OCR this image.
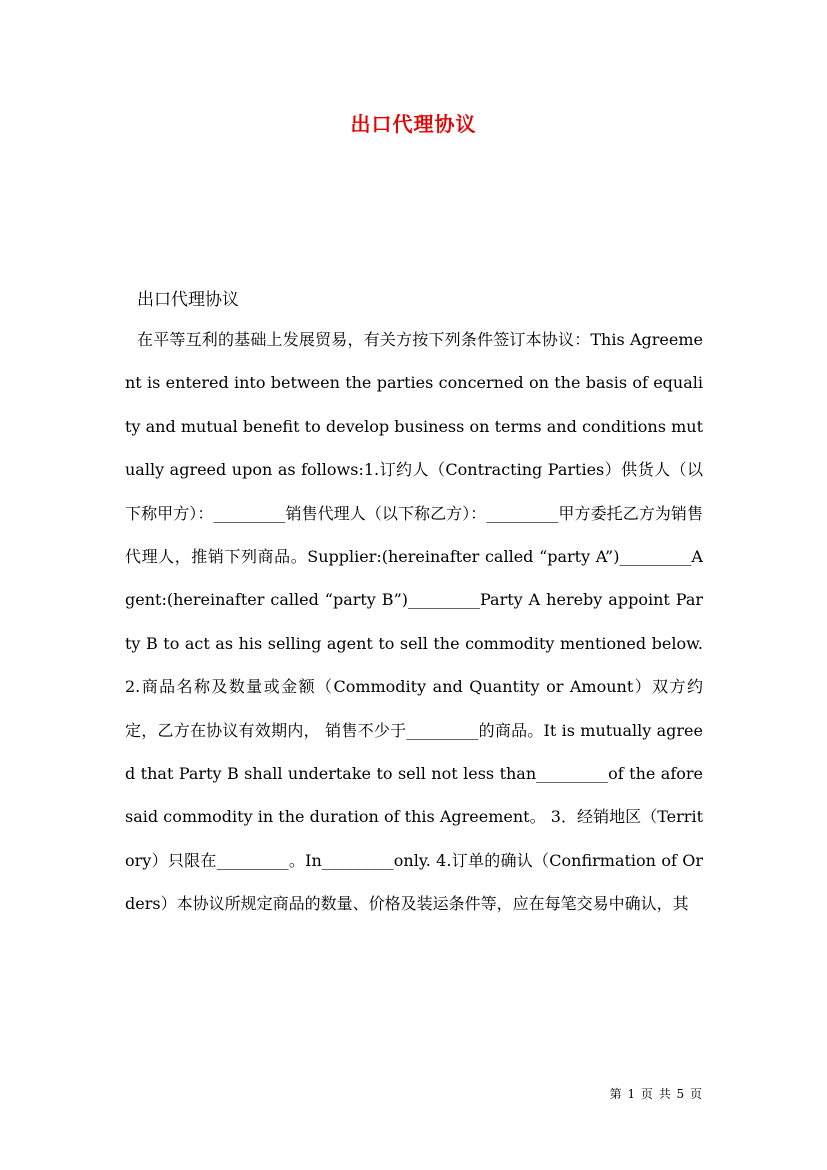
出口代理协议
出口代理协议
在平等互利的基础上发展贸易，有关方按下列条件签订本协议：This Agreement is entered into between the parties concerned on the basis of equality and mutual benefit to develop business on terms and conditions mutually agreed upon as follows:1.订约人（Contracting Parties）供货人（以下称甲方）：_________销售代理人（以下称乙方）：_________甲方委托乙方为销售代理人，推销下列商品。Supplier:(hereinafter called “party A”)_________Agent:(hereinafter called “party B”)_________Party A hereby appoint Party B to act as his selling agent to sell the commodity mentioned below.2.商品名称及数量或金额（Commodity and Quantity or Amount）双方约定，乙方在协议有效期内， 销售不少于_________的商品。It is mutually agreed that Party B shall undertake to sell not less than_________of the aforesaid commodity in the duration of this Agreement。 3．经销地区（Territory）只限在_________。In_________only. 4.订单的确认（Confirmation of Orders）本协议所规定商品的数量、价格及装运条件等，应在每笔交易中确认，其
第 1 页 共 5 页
=======
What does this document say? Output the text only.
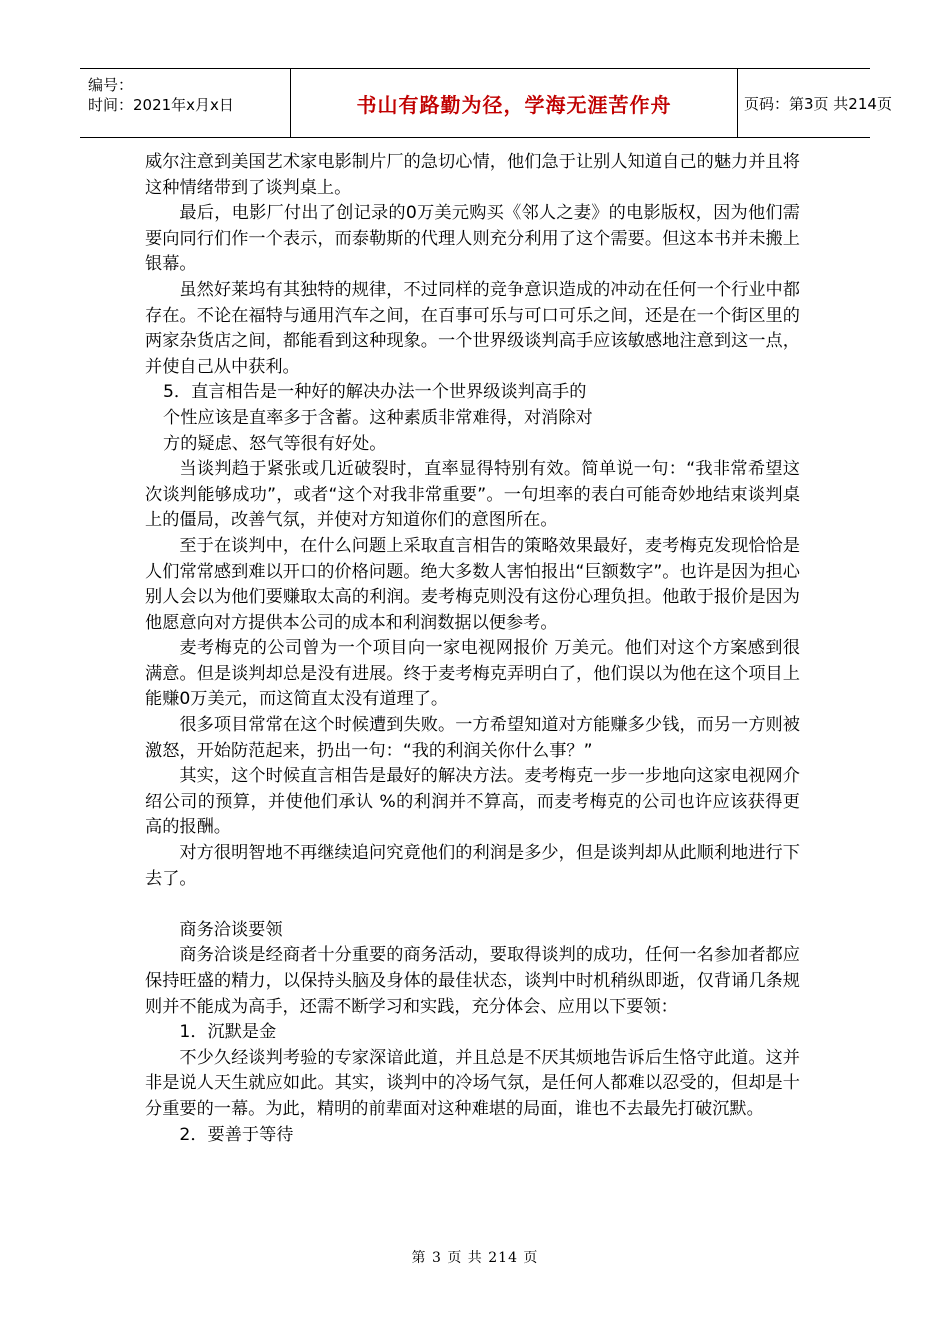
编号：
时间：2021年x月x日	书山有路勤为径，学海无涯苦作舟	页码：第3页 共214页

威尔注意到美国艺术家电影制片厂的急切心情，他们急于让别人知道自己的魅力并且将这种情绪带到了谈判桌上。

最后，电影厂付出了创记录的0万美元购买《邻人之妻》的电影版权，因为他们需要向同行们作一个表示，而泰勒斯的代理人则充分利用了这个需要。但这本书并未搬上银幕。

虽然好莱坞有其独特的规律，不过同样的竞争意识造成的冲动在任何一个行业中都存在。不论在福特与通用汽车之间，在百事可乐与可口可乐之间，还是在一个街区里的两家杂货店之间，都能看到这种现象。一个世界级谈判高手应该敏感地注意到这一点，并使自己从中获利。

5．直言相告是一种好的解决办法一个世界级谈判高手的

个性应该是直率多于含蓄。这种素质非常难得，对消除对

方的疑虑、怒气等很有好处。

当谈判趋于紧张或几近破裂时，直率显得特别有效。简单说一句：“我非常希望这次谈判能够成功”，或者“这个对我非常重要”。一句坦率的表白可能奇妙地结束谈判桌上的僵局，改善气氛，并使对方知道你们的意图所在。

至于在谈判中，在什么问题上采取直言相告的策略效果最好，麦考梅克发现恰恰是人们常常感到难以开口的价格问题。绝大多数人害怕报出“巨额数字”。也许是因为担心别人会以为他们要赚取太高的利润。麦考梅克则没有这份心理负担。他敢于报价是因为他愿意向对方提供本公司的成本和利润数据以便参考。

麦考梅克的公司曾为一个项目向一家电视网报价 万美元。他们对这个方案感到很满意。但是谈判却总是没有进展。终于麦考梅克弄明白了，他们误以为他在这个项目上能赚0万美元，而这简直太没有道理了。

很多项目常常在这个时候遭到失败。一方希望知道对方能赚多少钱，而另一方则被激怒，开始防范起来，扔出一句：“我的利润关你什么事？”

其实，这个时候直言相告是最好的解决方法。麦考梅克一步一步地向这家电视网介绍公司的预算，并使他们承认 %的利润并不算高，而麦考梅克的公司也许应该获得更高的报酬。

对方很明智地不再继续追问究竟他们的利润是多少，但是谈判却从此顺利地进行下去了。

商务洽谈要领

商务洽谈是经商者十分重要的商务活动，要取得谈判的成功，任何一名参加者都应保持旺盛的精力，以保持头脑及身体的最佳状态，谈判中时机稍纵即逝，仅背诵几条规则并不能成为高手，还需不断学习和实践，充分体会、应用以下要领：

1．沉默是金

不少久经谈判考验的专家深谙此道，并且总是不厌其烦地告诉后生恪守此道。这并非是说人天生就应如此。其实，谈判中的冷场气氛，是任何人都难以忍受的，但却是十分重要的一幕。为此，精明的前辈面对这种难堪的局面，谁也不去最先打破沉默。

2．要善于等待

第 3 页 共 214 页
=======
Work to complete -> Find all lines with "this" in them and copy each one.

Correct output ->
OCR this image.
在平等互利的基础上发展贸易，有关方按下列条件签订本协议：This Agreement is entered into between the parties concerned on the basis of equality and mutual benefit to develop business on terms and conditions mutually agreed upon as follows:1.订约人（Contracting Parties）供货人（以下称甲方）：_________销售代理人（以下称乙方）：_________甲方委托乙方为销售代理人，推销下列商品。Supplier:(hereinafter called “party A”)_________Agent:(hereinafter called “party B”)_________Party A hereby appoint Party B to act as his selling agent to sell the commodity mentioned below.2.商品名称及数量或金额（Commodity and Quantity or Amount）双方约定，乙方在协议有效期内， 销售不少于_________的商品。It is mutually agreed that Party B shall undertake to sell not less than_________of the aforesaid commodity in the duration of this Agreement。 3．经销地区（Territory）只限在_________。In_________only. 4.订单的确认（Confirmation of Orders）本协议所规定商品的数量、价格及装运条件等，应在每笔交易中确认，其
What does this document say? Output the text only.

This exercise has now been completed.